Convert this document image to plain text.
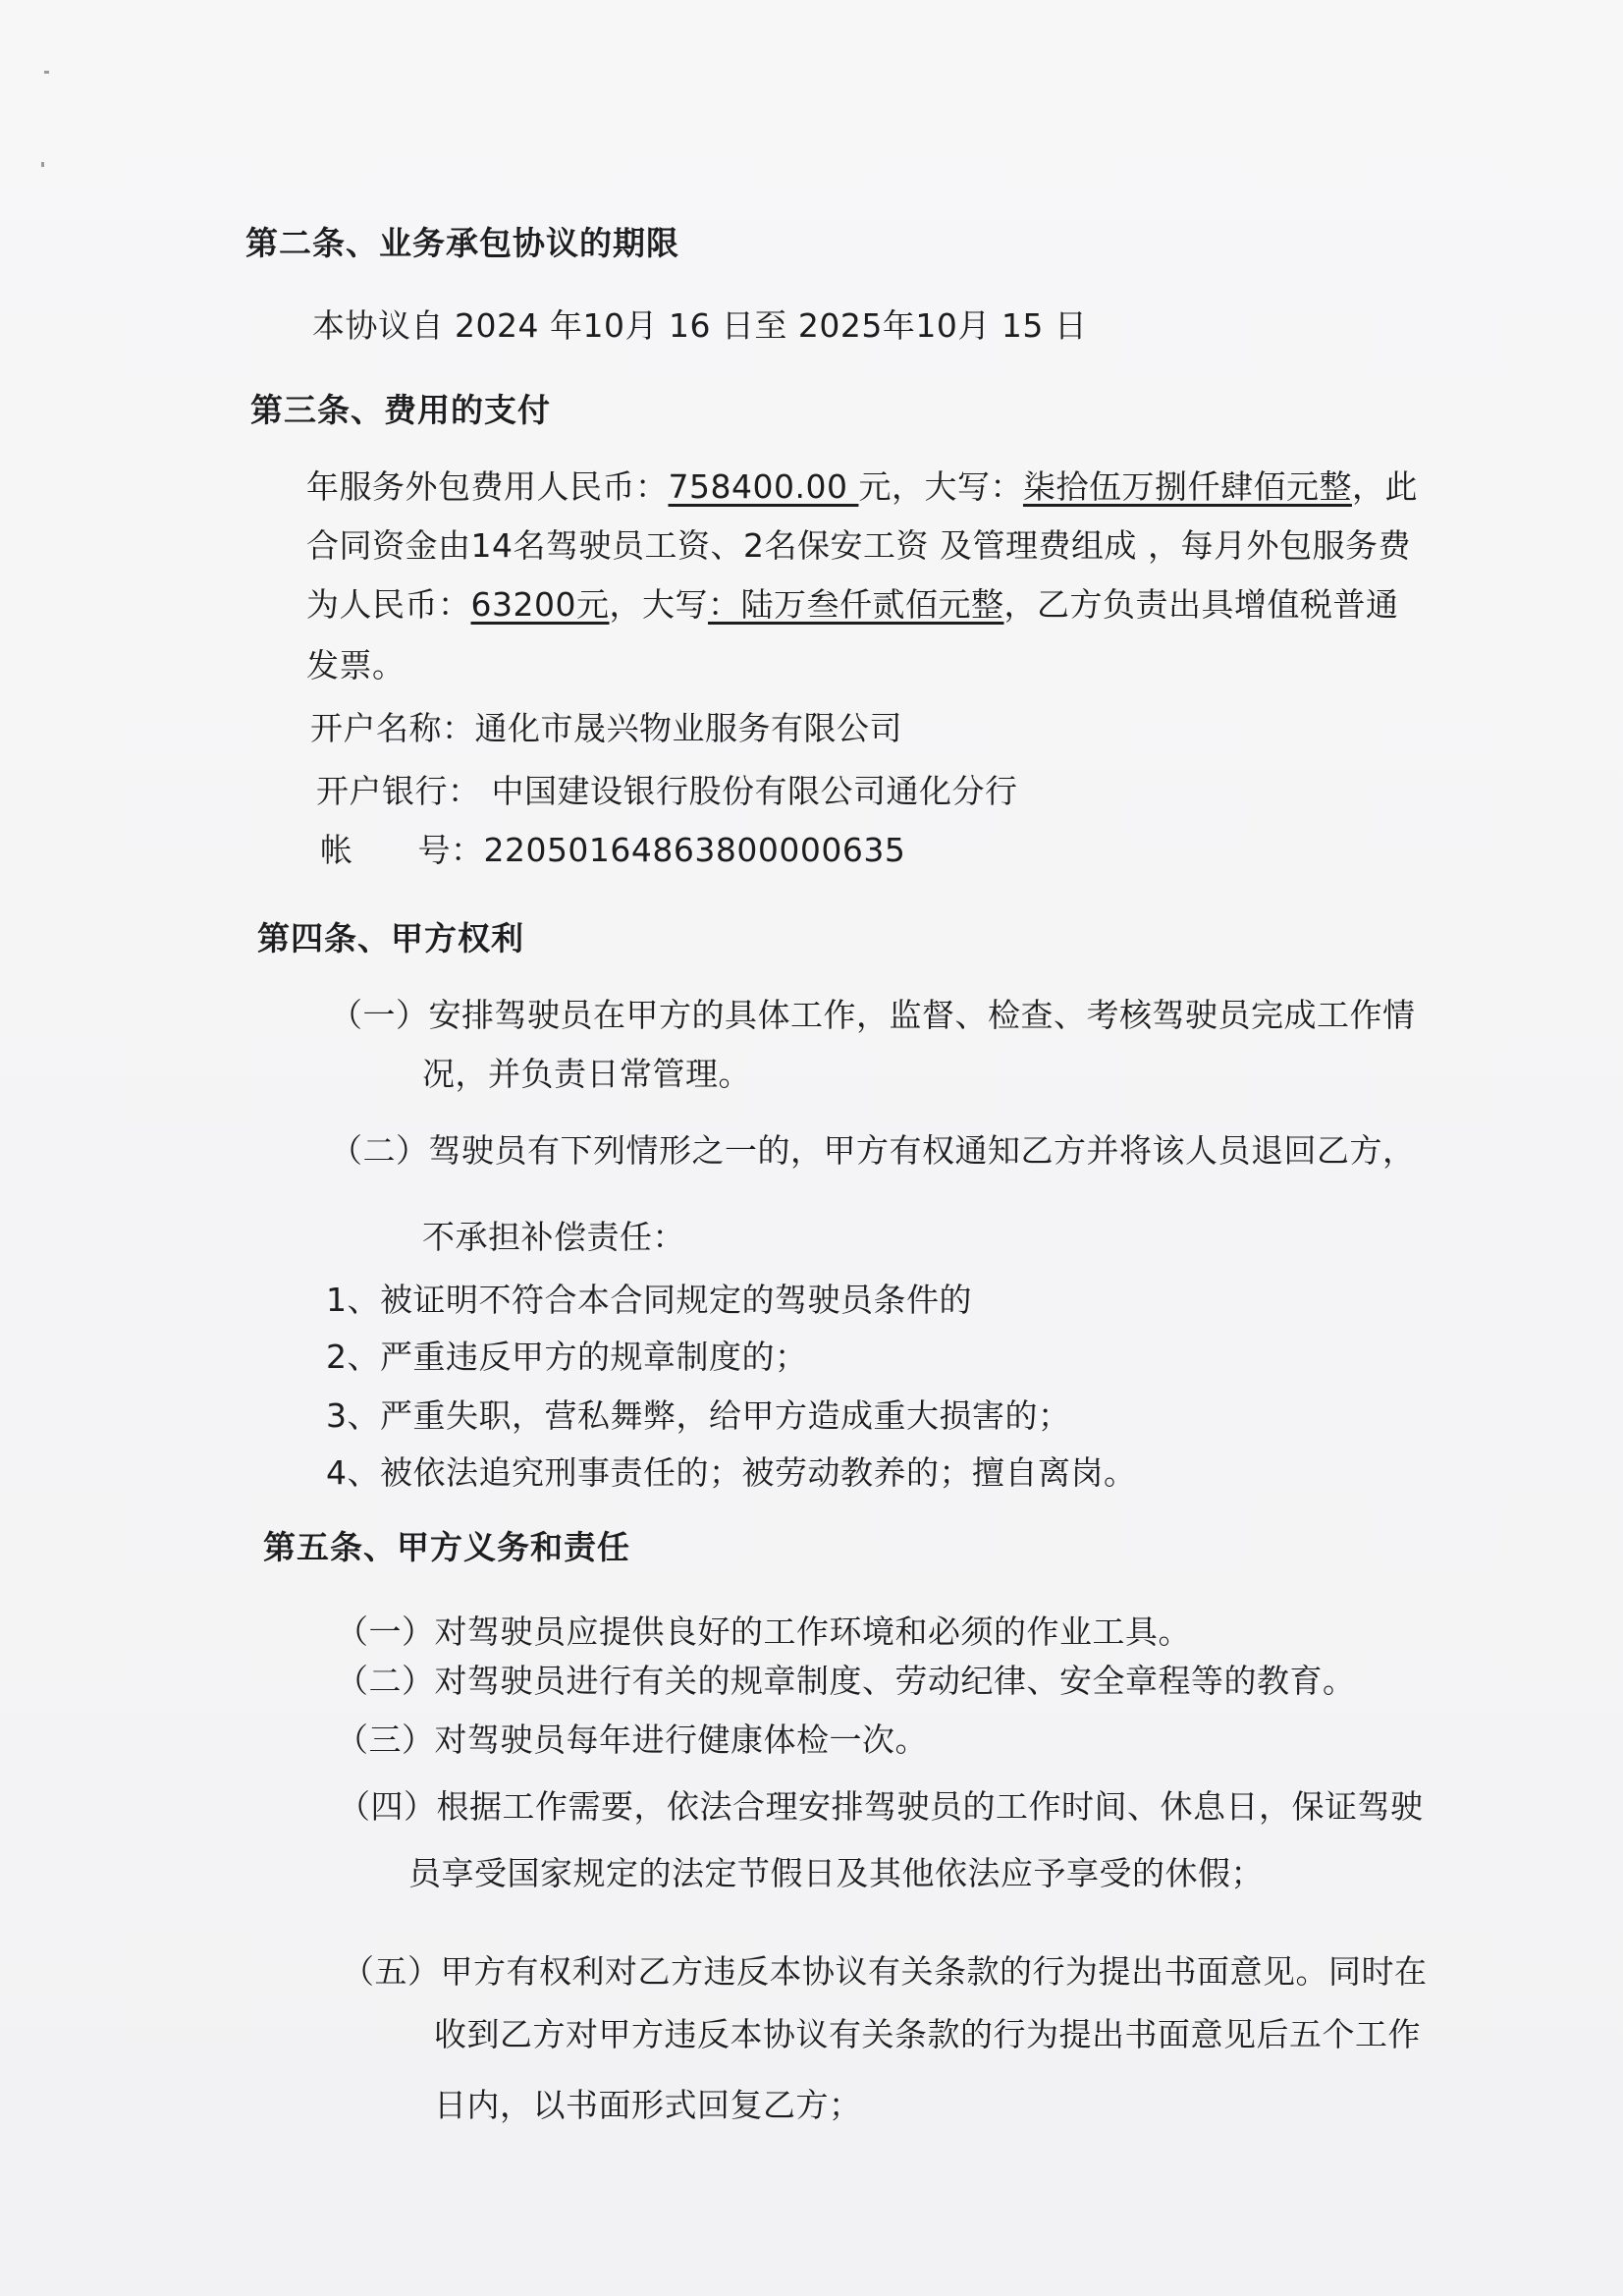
第二条、业务承包协议的期限
本协议自 2024 年10月 16 日至 2025年10月 15 日
第三条、费用的支付
年服务外包费用人民币：758400.00 元，大写：柒拾伍万捌仟肆佰元整，此
合同资金由14名驾驶员工资、2名保安工资 及管理费组成 ，每月外包服务费
为人民币：63200元，大写：陆万叁仟贰佰元整，乙方负责出具增值税普通
发票。
开户名称：通化市晟兴物业服务有限公司
开户银行： 中国建设银行股份有限公司通化分行
帐      号：22050164863800000635
第四条、甲方权利
（一）安排驾驶员在甲方的具体工作，监督、检查、考核驾驶员完成工作情
况，并负责日常管理。
（二）驾驶员有下列情形之一的，甲方有权通知乙方并将该人员退回乙方，
不承担补偿责任：
1、被证明不符合本合同规定的驾驶员条件的
2、严重违反甲方的规章制度的；
3、严重失职，营私舞弊，给甲方造成重大损害的；
4、被依法追究刑事责任的；被劳动教养的；擅自离岗。
第五条、甲方义务和责任
（一）对驾驶员应提供良好的工作环境和必须的作业工具。
（二）对驾驶员进行有关的规章制度、劳动纪律、安全章程等的教育。
（三）对驾驶员每年进行健康体检一次。
（四）根据工作需要，依法合理安排驾驶员的工作时间、休息日，保证驾驶
员享受国家规定的法定节假日及其他依法应予享受的休假；
（五）甲方有权利对乙方违反本协议有关条款的行为提出书面意见。同时在
收到乙方对甲方违反本协议有关条款的行为提出书面意见后五个工作
日内，以书面形式回复乙方；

Objective ::
Make an exact copy of every record, pictures excluded.

Output below ::
Convert this document image to plain text.
第二条、业务承包协议的期限
本协议自 2024 年10月 16 日至 2025年10月 15 日
第三条、费用的支付
年服务外包费用人民币：758400.00 元，大写：柒拾伍万捌仟肆佰元整，此
合同资金由14名驾驶员工资、2名保安工资 及管理费组成 ，每月外包服务费
为人民币：63200元，大写：陆万叁仟贰佰元整，乙方负责出具增值税普通
发票。
开户名称：通化市晟兴物业服务有限公司
开户银行： 中国建设银行股份有限公司通化分行
帐      号：22050164863800000635
第四条、甲方权利
（一）安排驾驶员在甲方的具体工作，监督、检查、考核驾驶员完成工作情
况，并负责日常管理。
（二）驾驶员有下列情形之一的，甲方有权通知乙方并将该人员退回乙方，
不承担补偿责任：
1、被证明不符合本合同规定的驾驶员条件的
2、严重违反甲方的规章制度的；
3、严重失职，营私舞弊，给甲方造成重大损害的；
4、被依法追究刑事责任的；被劳动教养的；擅自离岗。
第五条、甲方义务和责任
（一）对驾驶员应提供良好的工作环境和必须的作业工具。
（二）对驾驶员进行有关的规章制度、劳动纪律、安全章程等的教育。
（三）对驾驶员每年进行健康体检一次。
（四）根据工作需要，依法合理安排驾驶员的工作时间、休息日，保证驾驶
员享受国家规定的法定节假日及其他依法应予享受的休假；
（五）甲方有权利对乙方违反本协议有关条款的行为提出书面意见。同时在
收到乙方对甲方违反本协议有关条款的行为提出书面意见后五个工作
日内，以书面形式回复乙方；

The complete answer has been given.